Go through the material and pull out every line with the string "icon" in it.

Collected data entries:
################
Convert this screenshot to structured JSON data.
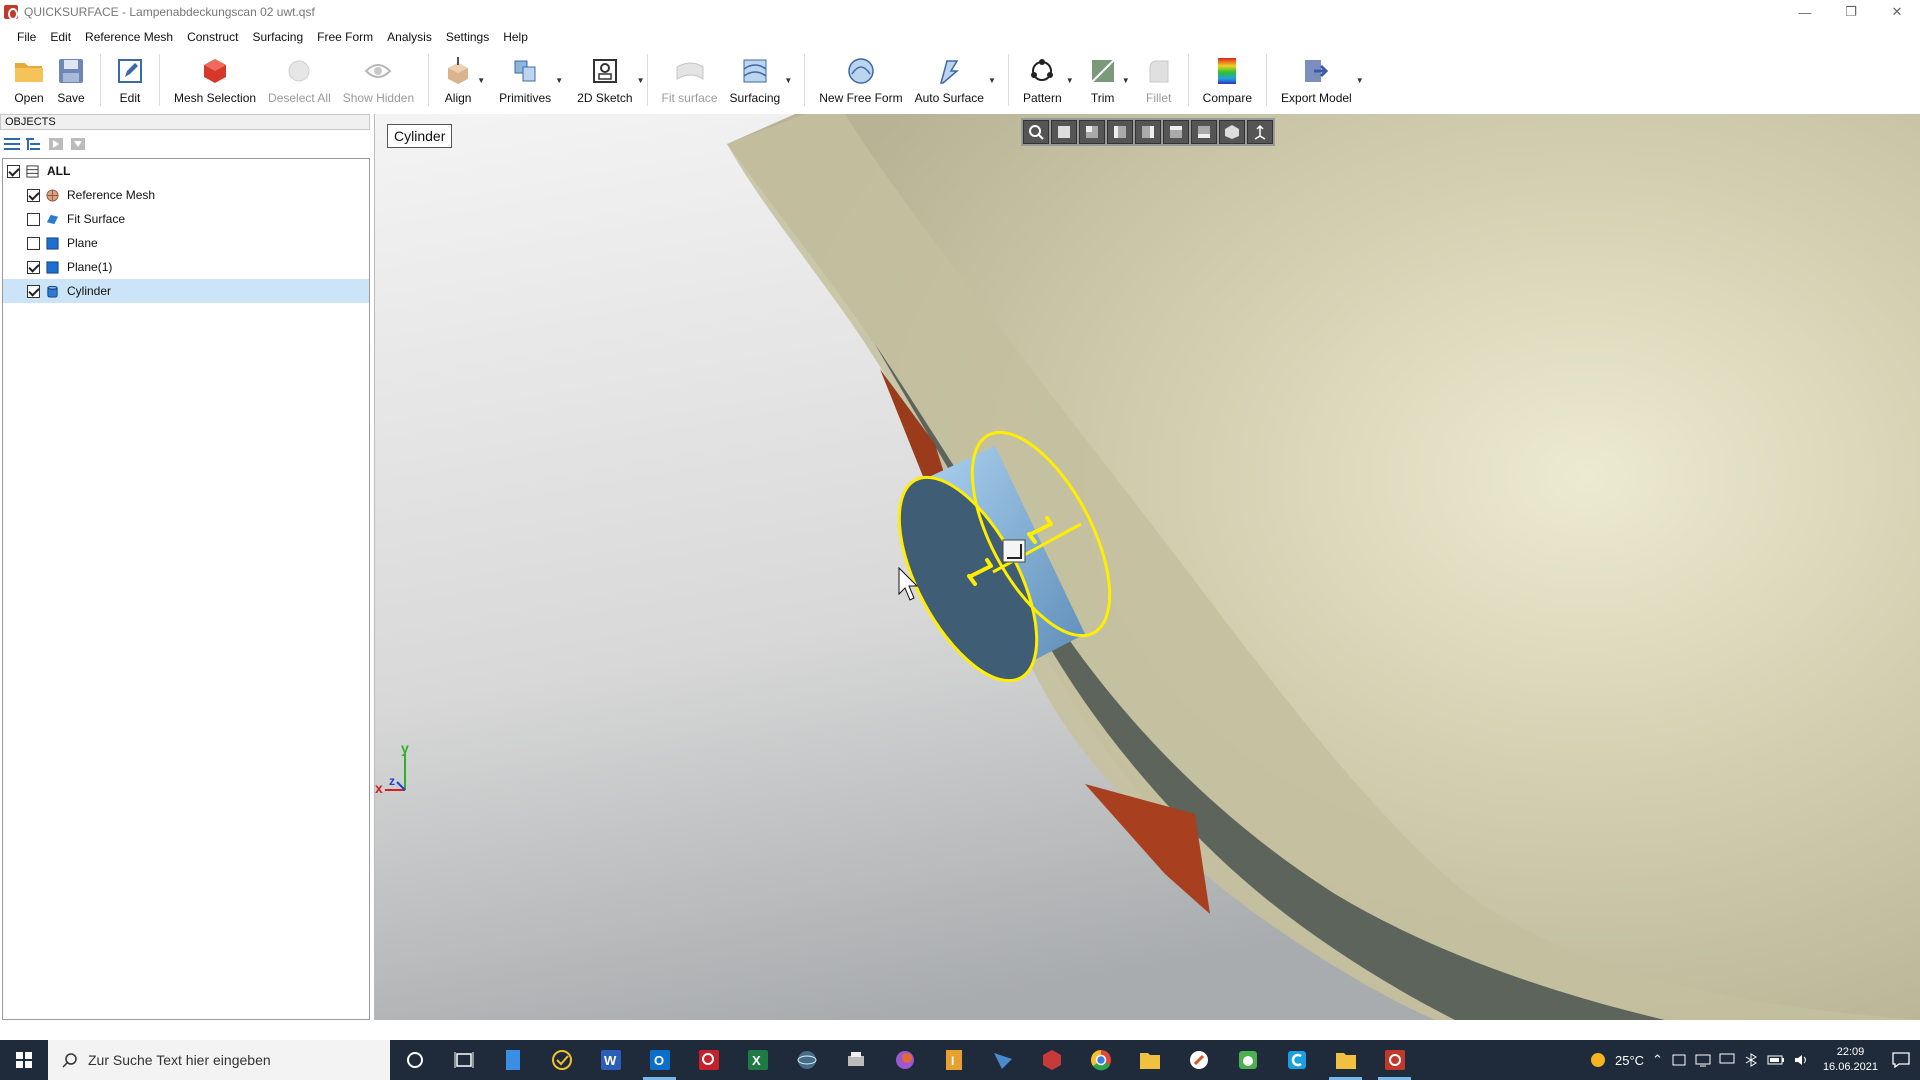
{
  "window": {
    "title": "QUICKSURFACE - Lampenabdeckungscan 02 uwt.qsf",
    "minimize_glyph": "—",
    "restore_glyph": "❐",
    "close_glyph": "✕"
  },
  "menu": [
    "File",
    "Edit",
    "Reference Mesh",
    "Construct",
    "Surfacing",
    "Free Form",
    "Analysis",
    "Settings",
    "Help"
  ],
  "toolbar": {
    "open": "Open",
    "save": "Save",
    "edit": "Edit",
    "mesh_selection": "Mesh Selection",
    "deselect_all": "Deselect All",
    "show_hidden": "Show Hidden",
    "align": "Align",
    "primitives": "Primitives",
    "sketch_2d": "2D Sketch",
    "fit_surface": "Fit surface",
    "surfacing": "Surfacing",
    "new_free_form": "New Free Form",
    "auto_surface": "Auto Surface",
    "pattern": "Pattern",
    "trim": "Trim",
    "fillet": "Fillet",
    "compare": "Compare",
    "export_model": "Export Model"
  },
  "objects_panel": {
    "header": "OBJECTS",
    "root_label": "ALL",
    "items": [
      {
        "label": "Reference Mesh",
        "checked": true
      },
      {
        "label": "Fit Surface",
        "checked": false
      },
      {
        "label": "Plane",
        "checked": false
      },
      {
        "label": "Plane(1)",
        "checked": true
      },
      {
        "label": "Cylinder",
        "checked": true,
        "selected": true
      }
    ]
  },
  "viewport": {
    "active_object_label": "Cylinder",
    "axis_x": "x",
    "axis_y": "y",
    "axis_z": "z"
  },
  "taskbar": {
    "search_placeholder": "Zur Suche Text hier eingeben",
    "temperature": "25°C",
    "time": "22:09",
    "date": "16.06.2021"
  },
  "colors": {
    "mesh": "#c9c5a8",
    "plane": "#9a3b1c",
    "cylinder": "#7fb0d6",
    "highlight": "#ffee00",
    "taskbar": "#1f2a3a"
  }
}
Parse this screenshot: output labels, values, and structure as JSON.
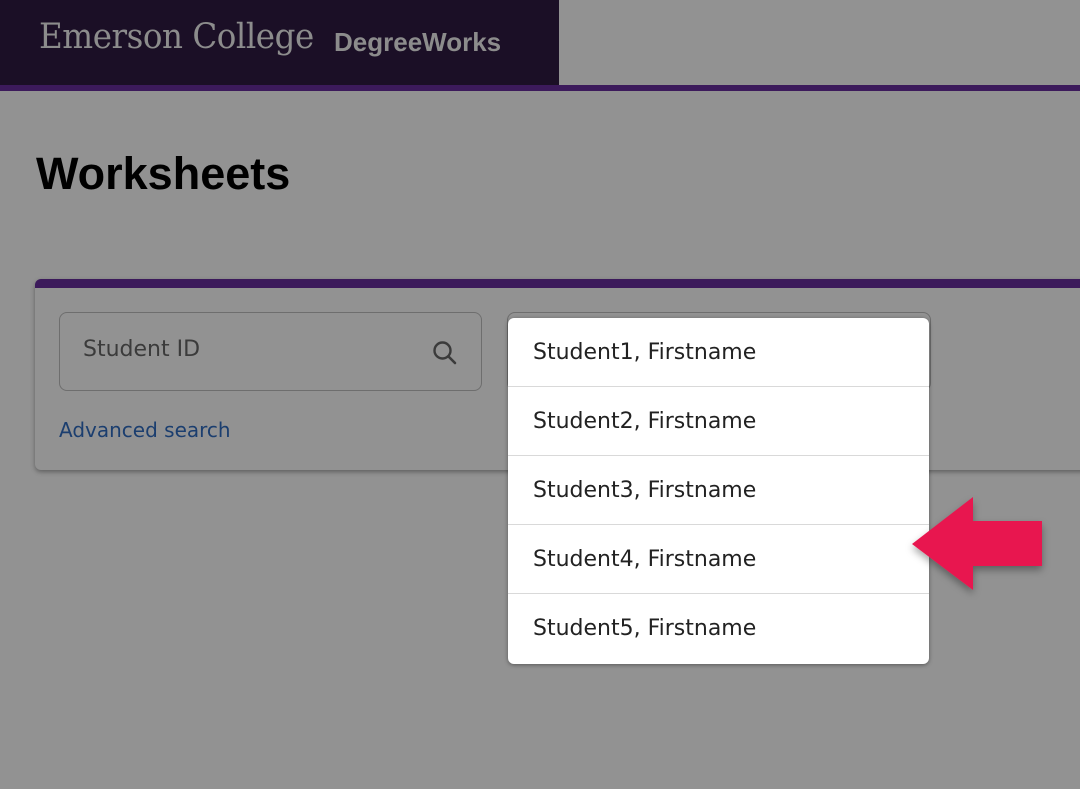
{
  "header": {
    "college_name": "Emerson College",
    "app_name": "DegreeWorks"
  },
  "page": {
    "title": "Worksheets"
  },
  "search": {
    "student_id_placeholder": "Student ID",
    "search_icon": "search-icon",
    "advanced_search_label": "Advanced search"
  },
  "dropdown": {
    "items": [
      {
        "label": "Student1, Firstname"
      },
      {
        "label": "Student2, Firstname"
      },
      {
        "label": "Student3, Firstname"
      },
      {
        "label": "Student4, Firstname"
      },
      {
        "label": "Student5, Firstname"
      }
    ]
  },
  "annotation": {
    "icon": "left-arrow-pointer",
    "color": "#e8194f",
    "points_to_item": "Student4, Firstname"
  },
  "colors": {
    "header_bg": "#1b0f26",
    "accent_purple": "#3c1a5b",
    "link_blue": "#1b3e6f"
  }
}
################
Task solution:
    "search_icon": "search-icon",
    "icon": "left-arrow-pointer",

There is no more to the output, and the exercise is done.